DATA:
◆ ◆ ◆ ◆
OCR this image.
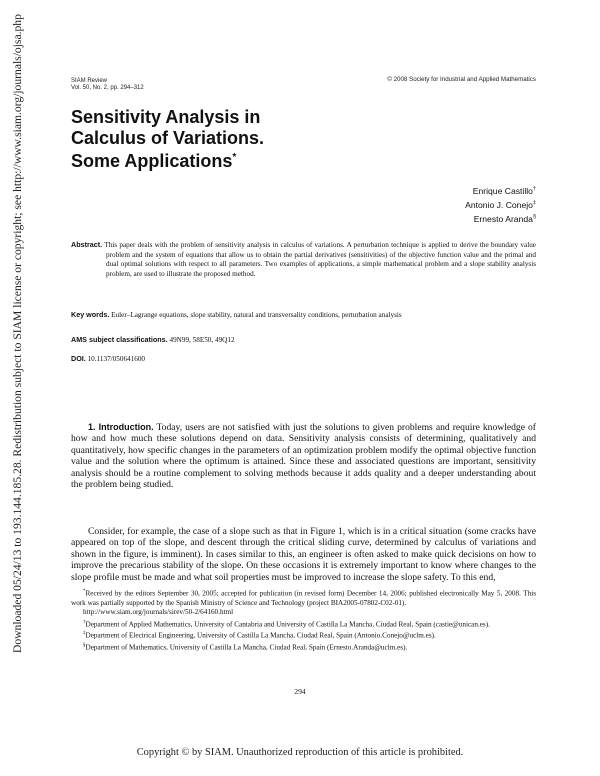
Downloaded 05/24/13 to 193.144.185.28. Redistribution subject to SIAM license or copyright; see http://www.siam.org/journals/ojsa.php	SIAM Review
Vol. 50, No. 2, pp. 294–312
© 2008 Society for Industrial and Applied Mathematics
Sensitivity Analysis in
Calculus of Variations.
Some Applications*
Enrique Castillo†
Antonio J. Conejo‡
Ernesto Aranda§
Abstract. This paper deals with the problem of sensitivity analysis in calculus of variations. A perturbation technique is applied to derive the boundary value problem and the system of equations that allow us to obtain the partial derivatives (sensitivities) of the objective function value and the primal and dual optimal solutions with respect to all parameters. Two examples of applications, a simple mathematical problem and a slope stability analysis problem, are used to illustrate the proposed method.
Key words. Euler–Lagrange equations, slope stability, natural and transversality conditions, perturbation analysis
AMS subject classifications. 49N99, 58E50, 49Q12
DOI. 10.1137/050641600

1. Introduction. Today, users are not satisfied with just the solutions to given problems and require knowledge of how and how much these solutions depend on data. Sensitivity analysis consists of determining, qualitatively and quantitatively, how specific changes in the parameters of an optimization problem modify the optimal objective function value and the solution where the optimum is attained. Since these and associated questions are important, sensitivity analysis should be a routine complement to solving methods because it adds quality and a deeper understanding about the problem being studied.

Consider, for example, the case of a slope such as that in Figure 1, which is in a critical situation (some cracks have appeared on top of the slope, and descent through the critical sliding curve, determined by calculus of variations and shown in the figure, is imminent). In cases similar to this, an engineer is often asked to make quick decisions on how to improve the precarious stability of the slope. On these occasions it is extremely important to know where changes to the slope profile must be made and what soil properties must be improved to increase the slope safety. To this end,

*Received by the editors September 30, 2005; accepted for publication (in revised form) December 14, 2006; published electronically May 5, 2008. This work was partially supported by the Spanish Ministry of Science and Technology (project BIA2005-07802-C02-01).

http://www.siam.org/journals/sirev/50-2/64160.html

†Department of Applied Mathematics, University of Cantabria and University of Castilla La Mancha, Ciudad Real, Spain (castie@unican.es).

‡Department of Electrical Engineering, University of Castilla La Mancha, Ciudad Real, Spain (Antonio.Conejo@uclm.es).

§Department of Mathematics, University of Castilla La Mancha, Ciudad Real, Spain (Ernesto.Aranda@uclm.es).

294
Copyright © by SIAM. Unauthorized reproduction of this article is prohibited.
◆ ◆ ◆ ◆
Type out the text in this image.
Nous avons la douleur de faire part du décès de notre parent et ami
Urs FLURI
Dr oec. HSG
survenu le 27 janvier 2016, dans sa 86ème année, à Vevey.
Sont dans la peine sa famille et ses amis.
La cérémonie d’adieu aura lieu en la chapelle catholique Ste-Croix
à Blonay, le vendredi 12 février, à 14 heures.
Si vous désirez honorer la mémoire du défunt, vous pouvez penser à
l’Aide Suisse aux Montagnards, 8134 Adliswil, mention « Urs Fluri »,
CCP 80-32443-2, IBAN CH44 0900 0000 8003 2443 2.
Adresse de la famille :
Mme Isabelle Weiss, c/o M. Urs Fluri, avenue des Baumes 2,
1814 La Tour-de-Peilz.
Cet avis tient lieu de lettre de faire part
◆ ◆ ◆ ◆
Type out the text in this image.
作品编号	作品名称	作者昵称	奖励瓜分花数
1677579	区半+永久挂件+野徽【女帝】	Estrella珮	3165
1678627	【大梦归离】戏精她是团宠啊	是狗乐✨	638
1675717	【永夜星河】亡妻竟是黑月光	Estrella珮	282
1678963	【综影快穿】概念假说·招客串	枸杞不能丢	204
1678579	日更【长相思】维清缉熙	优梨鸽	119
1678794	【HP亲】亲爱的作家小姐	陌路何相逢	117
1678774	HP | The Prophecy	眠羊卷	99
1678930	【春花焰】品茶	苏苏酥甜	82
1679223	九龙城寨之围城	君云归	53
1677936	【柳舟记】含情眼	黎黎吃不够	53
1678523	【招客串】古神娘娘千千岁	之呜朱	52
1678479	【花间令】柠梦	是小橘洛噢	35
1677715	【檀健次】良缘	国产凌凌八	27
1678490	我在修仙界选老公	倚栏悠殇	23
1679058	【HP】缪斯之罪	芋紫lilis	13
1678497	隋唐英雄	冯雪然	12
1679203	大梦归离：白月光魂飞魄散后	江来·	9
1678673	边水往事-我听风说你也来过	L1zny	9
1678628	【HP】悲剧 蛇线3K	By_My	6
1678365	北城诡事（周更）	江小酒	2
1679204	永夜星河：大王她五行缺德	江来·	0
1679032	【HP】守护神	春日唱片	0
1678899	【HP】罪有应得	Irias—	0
◆ ◆ ◆ ◆
WHAT IS REQUIRED: Your answer should be one number: the count of lines in the data above that include the word "Ciudad".

RESULT: 3